* _What is expected_: Your task is to gather the lines below that hold the string "color".

* _Task data_:
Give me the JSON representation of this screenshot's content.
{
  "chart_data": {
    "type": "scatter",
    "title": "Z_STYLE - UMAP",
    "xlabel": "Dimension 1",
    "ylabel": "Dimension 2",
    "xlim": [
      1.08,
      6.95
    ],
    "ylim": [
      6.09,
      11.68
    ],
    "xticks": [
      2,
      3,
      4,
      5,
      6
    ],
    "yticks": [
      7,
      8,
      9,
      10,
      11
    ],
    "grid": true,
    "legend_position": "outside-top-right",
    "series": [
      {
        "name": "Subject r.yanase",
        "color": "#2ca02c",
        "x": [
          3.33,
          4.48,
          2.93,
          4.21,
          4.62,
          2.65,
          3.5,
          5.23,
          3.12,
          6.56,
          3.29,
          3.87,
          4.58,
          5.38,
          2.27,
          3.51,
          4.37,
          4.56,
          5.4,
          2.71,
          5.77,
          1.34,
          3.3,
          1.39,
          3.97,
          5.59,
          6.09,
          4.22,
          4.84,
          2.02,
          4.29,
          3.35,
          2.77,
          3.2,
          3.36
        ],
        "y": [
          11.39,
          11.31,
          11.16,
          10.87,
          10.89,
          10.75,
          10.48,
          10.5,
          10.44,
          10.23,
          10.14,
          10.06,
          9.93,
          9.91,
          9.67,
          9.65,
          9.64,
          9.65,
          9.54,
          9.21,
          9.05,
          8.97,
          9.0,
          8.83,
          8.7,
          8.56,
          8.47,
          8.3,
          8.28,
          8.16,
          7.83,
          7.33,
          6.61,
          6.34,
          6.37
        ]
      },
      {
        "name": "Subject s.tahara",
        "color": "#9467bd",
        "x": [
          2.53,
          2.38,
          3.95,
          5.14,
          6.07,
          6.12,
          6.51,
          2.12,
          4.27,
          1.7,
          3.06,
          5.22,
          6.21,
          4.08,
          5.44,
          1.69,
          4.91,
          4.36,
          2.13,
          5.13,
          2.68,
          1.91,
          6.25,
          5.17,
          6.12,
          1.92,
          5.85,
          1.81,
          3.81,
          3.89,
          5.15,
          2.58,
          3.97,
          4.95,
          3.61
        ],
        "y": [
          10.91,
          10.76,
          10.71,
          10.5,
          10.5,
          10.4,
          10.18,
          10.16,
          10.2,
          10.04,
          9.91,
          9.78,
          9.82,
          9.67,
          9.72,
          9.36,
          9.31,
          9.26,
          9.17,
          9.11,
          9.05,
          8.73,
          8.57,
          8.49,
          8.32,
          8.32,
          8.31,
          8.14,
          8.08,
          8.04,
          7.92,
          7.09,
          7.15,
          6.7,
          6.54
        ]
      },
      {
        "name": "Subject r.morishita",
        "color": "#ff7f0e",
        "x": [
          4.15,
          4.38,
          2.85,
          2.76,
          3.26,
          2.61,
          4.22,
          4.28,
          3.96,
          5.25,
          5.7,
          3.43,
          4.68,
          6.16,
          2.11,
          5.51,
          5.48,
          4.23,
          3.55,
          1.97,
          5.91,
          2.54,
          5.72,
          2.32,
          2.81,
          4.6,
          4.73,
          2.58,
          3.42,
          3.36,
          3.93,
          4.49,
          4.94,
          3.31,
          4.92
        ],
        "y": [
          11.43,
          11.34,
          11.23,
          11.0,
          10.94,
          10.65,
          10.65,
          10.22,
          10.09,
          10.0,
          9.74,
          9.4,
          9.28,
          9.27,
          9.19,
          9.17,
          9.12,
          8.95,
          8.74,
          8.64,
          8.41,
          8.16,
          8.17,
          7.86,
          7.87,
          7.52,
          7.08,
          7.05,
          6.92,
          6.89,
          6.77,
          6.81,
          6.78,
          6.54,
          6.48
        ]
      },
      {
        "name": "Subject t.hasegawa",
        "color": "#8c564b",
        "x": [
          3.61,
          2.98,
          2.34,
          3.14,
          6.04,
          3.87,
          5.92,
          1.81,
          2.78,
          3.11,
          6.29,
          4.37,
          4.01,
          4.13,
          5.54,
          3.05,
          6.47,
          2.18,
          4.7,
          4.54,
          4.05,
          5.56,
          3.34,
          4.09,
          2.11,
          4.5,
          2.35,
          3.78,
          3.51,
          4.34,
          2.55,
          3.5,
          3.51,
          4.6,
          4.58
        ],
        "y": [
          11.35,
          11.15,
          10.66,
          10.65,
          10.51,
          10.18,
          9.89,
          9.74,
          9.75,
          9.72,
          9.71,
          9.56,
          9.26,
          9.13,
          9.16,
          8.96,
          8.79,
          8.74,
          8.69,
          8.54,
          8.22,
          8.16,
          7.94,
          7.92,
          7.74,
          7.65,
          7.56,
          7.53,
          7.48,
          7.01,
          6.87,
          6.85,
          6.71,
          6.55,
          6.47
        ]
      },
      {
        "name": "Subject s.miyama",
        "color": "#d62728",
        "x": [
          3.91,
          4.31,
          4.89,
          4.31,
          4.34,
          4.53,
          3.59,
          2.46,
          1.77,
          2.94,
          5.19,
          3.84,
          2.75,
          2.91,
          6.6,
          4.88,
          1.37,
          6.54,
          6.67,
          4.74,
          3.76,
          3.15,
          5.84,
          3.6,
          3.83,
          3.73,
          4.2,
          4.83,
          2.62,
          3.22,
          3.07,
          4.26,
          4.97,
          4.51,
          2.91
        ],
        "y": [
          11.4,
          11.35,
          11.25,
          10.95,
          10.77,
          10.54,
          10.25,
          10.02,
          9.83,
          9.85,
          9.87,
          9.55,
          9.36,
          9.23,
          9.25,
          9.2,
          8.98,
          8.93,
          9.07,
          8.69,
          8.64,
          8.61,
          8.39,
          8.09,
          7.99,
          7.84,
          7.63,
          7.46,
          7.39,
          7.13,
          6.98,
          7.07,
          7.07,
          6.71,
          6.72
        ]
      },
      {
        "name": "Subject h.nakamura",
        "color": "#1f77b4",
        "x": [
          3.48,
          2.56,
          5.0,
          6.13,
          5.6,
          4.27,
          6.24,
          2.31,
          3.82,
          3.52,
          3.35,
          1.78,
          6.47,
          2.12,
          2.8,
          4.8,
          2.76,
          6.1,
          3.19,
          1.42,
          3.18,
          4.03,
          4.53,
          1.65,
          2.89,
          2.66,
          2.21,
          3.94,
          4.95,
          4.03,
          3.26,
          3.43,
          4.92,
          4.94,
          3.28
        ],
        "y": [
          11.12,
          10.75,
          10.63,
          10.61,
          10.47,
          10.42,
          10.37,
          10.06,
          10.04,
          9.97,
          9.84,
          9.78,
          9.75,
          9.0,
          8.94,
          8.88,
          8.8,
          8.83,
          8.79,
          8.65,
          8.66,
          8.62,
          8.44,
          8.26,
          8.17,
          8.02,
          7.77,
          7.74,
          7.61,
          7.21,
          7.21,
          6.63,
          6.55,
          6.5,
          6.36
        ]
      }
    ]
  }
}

* _Solution to the problem_:
        "color": "#2ca02c",
        "color": "#9467bd",
        "color": "#ff7f0e",
        "color": "#8c564b",
        "color": "#d62728",
        "color": "#1f77b4",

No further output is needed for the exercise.